### YOUR INSTRUCTIONS
Count every line below that contains "Inactive", then state the total with no other output.

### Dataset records
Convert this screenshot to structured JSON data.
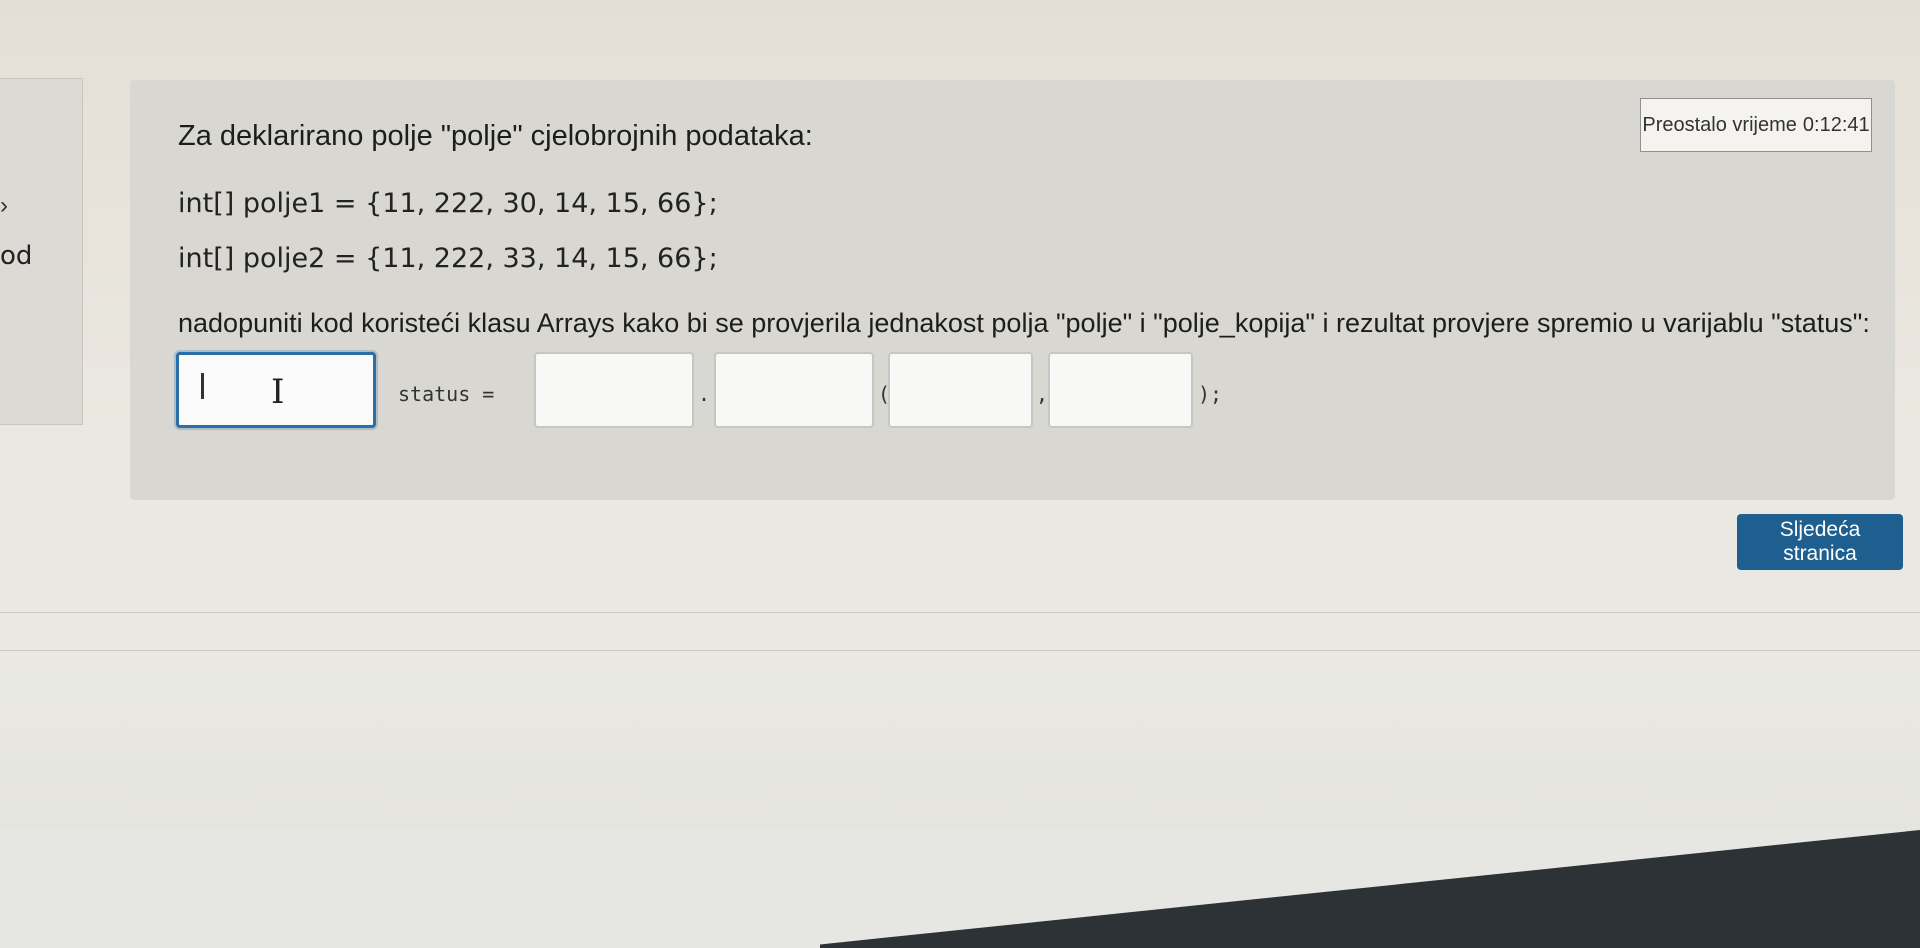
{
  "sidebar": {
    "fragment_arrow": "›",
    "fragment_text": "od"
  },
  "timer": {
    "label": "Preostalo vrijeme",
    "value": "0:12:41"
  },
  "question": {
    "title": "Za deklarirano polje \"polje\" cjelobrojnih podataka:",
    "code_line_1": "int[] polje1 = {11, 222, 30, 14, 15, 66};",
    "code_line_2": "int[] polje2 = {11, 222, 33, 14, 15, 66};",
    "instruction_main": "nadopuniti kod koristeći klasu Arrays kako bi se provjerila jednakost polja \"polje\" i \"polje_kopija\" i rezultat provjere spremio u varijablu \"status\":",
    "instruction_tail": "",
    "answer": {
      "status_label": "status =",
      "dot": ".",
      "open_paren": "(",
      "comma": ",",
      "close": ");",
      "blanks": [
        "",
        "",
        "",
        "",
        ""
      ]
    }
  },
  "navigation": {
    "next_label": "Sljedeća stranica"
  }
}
...
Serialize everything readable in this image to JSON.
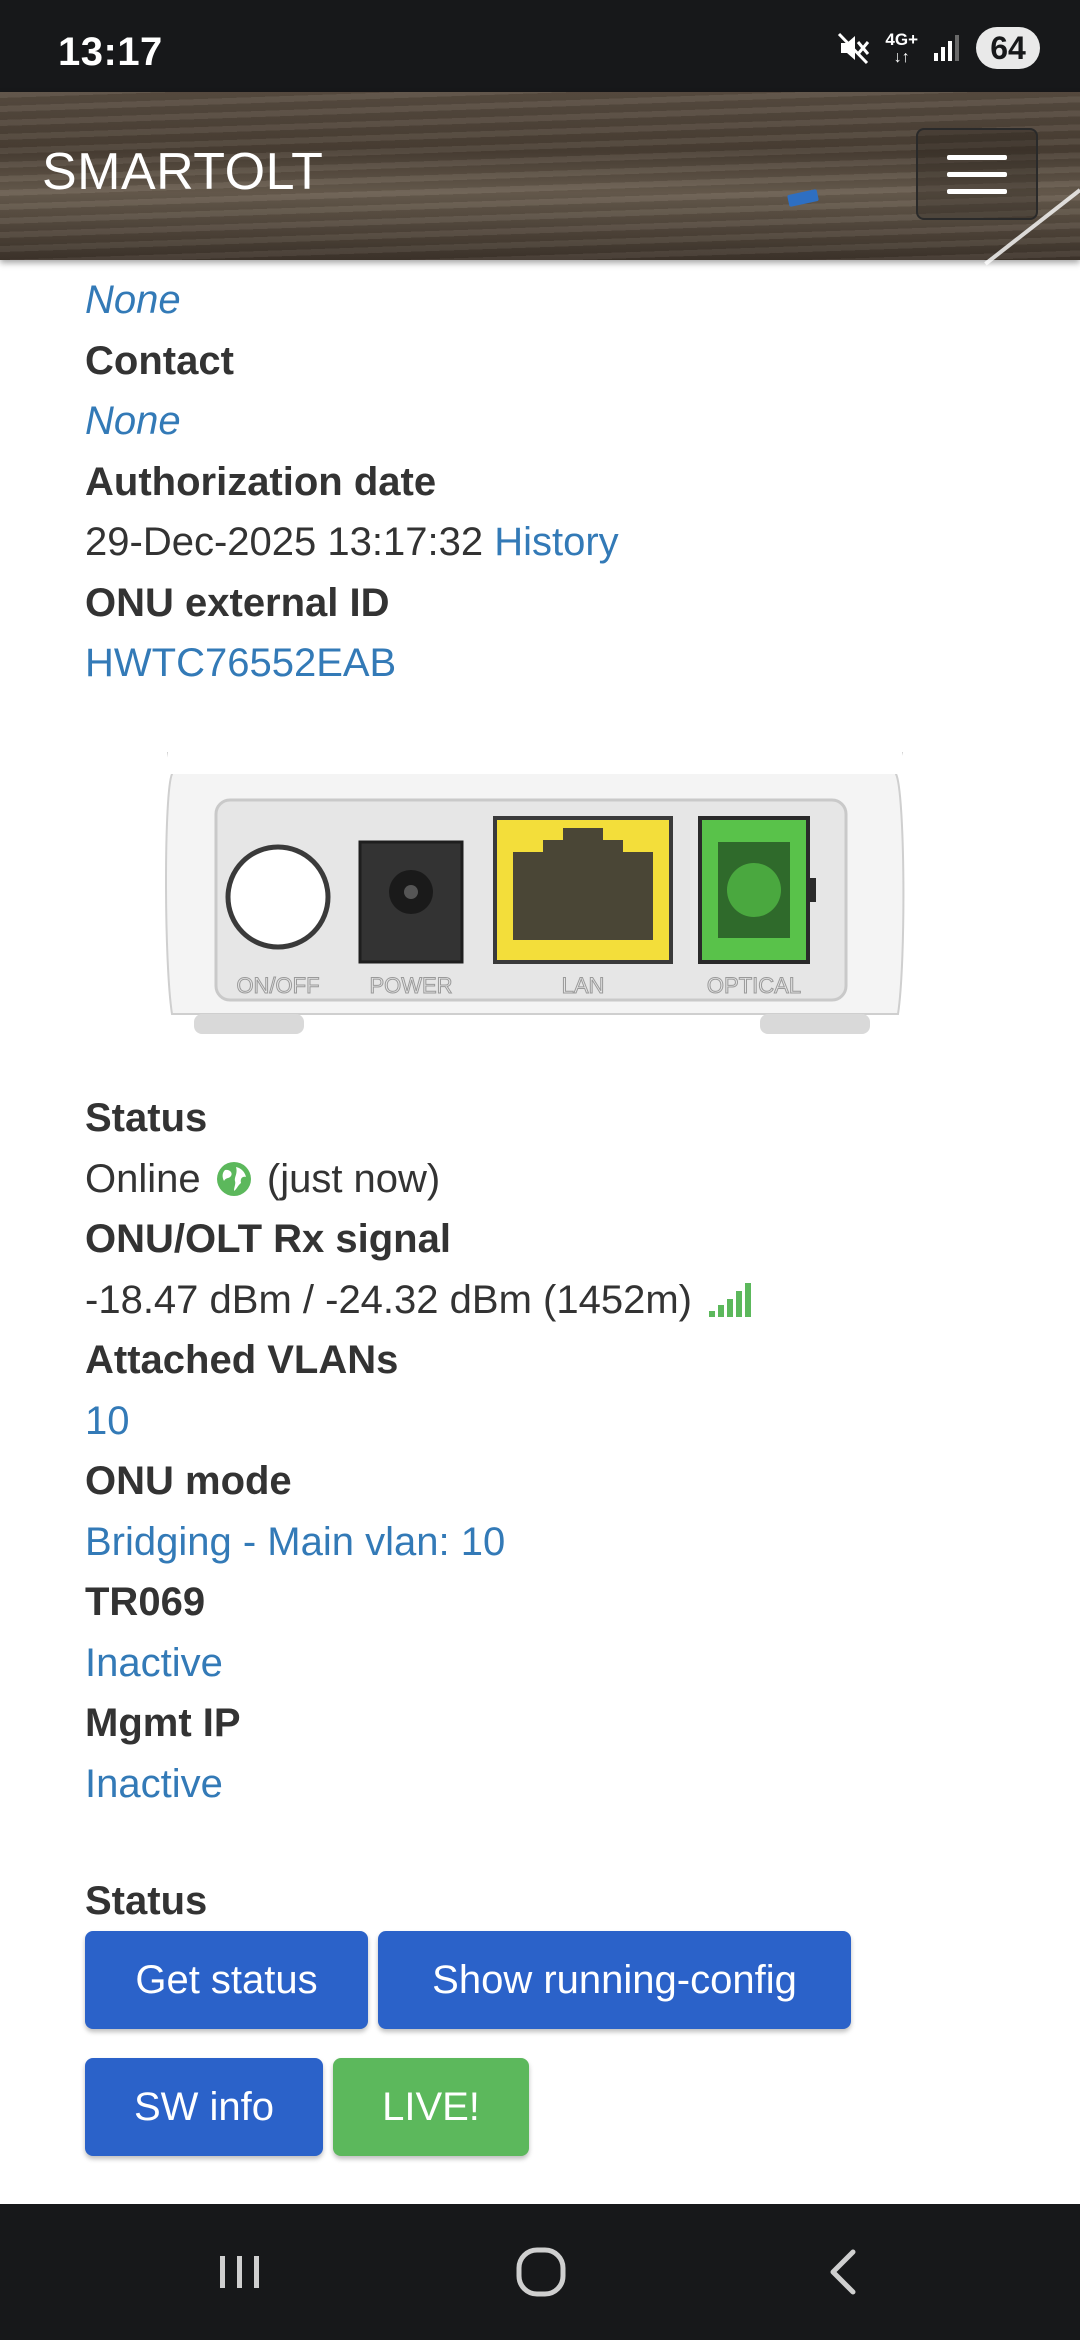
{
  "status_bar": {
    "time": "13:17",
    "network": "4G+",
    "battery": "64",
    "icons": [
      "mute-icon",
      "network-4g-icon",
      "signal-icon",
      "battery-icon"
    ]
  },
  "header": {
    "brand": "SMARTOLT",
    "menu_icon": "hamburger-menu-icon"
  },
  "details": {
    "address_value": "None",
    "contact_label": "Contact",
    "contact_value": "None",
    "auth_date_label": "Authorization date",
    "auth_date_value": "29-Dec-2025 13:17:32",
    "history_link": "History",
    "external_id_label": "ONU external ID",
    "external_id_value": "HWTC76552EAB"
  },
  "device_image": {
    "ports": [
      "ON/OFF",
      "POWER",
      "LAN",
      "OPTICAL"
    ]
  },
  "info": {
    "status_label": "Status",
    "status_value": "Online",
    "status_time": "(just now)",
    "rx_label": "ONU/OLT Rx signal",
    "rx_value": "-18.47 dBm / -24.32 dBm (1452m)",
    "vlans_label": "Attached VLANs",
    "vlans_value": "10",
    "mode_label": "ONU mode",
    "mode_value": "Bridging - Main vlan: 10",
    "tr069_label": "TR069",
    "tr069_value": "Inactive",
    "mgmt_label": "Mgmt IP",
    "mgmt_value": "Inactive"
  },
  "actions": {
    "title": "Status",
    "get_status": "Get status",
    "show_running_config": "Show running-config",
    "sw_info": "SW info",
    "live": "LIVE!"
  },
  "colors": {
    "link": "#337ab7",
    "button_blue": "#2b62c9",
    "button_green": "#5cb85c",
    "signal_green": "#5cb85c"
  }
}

### REPLY TO THE TASK
2